━━━ Data extract ━━━

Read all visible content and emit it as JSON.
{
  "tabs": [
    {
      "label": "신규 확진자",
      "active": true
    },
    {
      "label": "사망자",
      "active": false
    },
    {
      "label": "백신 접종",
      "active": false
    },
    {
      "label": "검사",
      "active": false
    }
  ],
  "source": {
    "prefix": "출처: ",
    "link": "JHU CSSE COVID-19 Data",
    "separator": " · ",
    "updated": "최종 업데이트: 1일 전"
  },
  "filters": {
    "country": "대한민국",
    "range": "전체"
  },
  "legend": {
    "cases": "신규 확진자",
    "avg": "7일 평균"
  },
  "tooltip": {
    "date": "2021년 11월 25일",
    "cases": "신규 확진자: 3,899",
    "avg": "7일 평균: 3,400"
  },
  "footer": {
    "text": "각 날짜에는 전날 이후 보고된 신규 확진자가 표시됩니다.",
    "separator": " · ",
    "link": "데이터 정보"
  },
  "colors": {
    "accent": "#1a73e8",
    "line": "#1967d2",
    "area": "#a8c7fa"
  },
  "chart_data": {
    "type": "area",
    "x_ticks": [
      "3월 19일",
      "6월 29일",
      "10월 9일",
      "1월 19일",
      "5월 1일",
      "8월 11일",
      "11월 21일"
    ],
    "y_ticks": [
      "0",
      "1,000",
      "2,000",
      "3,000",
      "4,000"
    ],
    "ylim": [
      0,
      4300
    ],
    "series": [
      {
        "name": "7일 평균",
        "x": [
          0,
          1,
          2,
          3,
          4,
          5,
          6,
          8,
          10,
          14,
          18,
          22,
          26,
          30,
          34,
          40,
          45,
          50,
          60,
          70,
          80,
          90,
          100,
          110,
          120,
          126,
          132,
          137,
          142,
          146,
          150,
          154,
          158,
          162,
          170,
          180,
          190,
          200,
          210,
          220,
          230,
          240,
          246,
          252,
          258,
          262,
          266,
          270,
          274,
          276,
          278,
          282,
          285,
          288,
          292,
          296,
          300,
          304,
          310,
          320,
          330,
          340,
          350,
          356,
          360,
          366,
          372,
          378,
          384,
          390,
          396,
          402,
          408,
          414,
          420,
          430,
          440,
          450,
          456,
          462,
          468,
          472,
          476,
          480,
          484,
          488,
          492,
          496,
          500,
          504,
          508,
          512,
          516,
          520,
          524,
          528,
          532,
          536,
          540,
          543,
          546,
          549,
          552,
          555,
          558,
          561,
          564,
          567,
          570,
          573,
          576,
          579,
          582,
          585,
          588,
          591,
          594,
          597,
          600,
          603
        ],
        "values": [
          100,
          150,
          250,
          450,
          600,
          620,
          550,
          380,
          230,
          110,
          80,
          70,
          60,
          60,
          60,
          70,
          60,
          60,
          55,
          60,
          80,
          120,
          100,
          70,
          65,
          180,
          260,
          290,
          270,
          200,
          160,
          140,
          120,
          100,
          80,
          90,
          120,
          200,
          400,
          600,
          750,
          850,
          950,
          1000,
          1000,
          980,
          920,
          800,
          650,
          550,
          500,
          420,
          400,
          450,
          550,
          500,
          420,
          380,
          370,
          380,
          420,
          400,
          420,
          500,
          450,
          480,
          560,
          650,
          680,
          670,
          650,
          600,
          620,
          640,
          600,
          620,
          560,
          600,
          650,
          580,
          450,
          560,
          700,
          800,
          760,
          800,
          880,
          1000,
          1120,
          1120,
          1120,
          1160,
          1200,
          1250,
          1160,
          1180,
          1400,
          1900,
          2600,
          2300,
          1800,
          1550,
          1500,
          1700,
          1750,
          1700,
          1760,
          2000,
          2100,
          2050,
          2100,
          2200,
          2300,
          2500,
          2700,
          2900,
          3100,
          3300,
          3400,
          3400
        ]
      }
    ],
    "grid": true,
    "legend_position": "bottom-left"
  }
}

━━━

Direction =
Provide an exact reproduction of all the entries shown above.

Task solution =
Read all visible content and emit it as JSON.
{
  "tabs": [
    {
      "label": "신규 확진자",
      "active": true
    },
    {
      "label": "사망자",
      "active": false
    },
    {
      "label": "백신 접종",
      "active": false
    },
    {
      "label": "검사",
      "active": false
    }
  ],
  "source": {
    "prefix": "출처: ",
    "link": "JHU CSSE COVID-19 Data",
    "separator": " · ",
    "updated": "최종 업데이트: 1일 전"
  },
  "filters": {
    "country": "대한민국",
    "range": "전체"
  },
  "legend": {
    "cases": "신규 확진자",
    "avg": "7일 평균"
  },
  "tooltip": {
    "date": "2021년 11월 25일",
    "cases": "신규 확진자: 3,899",
    "avg": "7일 평균: 3,400"
  },
  "footer": {
    "text": "각 날짜에는 전날 이후 보고된 신규 확진자가 표시됩니다.",
    "separator": " · ",
    "link": "데이터 정보"
  },
  "colors": {
    "accent": "#1a73e8",
    "line": "#1967d2",
    "area": "#a8c7fa"
  },
  "chart_data": {
    "type": "area",
    "x_ticks": [
      "3월 19일",
      "6월 29일",
      "10월 9일",
      "1월 19일",
      "5월 1일",
      "8월 11일",
      "11월 21일"
    ],
    "y_ticks": [
      "0",
      "1,000",
      "2,000",
      "3,000",
      "4,000"
    ],
    "ylim": [
      0,
      4300
    ],
    "series": [
      {
        "name": "7일 평균",
        "x": [
          0,
          1,
          2,
          3,
          4,
          5,
          6,
          8,
          10,
          14,
          18,
          22,
          26,
          30,
          34,
          40,
          45,
          50,
          60,
          70,
          80,
          90,
          100,
          110,
          120,
          126,
          132,
          137,
          142,
          146,
          150,
          154,
          158,
          162,
          170,
          180,
          190,
          200,
          210,
          220,
          230,
          240,
          246,
          252,
          258,
          262,
          266,
          270,
          274,
          276,
          278,
          282,
          285,
          288,
          292,
          296,
          300,
          304,
          310,
          320,
          330,
          340,
          350,
          356,
          360,
          366,
          372,
          378,
          384,
          390,
          396,
          402,
          408,
          414,
          420,
          430,
          440,
          450,
          456,
          462,
          468,
          472,
          476,
          480,
          484,
          488,
          492,
          496,
          500,
          504,
          508,
          512,
          516,
          520,
          524,
          528,
          532,
          536,
          540,
          543,
          546,
          549,
          552,
          555,
          558,
          561,
          564,
          567,
          570,
          573,
          576,
          579,
          582,
          585,
          588,
          591,
          594,
          597,
          600,
          603
        ],
        "values": [
          100,
          150,
          250,
          450,
          600,
          620,
          550,
          380,
          230,
          110,
          80,
          70,
          60,
          60,
          60,
          70,
          60,
          60,
          55,
          60,
          80,
          120,
          100,
          70,
          65,
          180,
          260,
          290,
          270,
          200,
          160,
          140,
          120,
          100,
          80,
          90,
          120,
          200,
          400,
          600,
          750,
          850,
          950,
          1000,
          1000,
          980,
          920,
          800,
          650,
          550,
          500,
          420,
          400,
          450,
          550,
          500,
          420,
          380,
          370,
          380,
          420,
          400,
          420,
          500,
          450,
          480,
          560,
          650,
          680,
          670,
          650,
          600,
          620,
          640,
          600,
          620,
          560,
          600,
          650,
          580,
          450,
          560,
          700,
          800,
          760,
          800,
          880,
          1000,
          1120,
          1120,
          1120,
          1160,
          1200,
          1250,
          1160,
          1180,
          1400,
          1900,
          2600,
          2300,
          1800,
          1550,
          1500,
          1700,
          1750,
          1700,
          1760,
          2000,
          2100,
          2050,
          2100,
          2200,
          2300,
          2500,
          2700,
          2900,
          3100,
          3300,
          3400,
          3400
        ]
      }
    ],
    "grid": true,
    "legend_position": "bottom-left"
  }
}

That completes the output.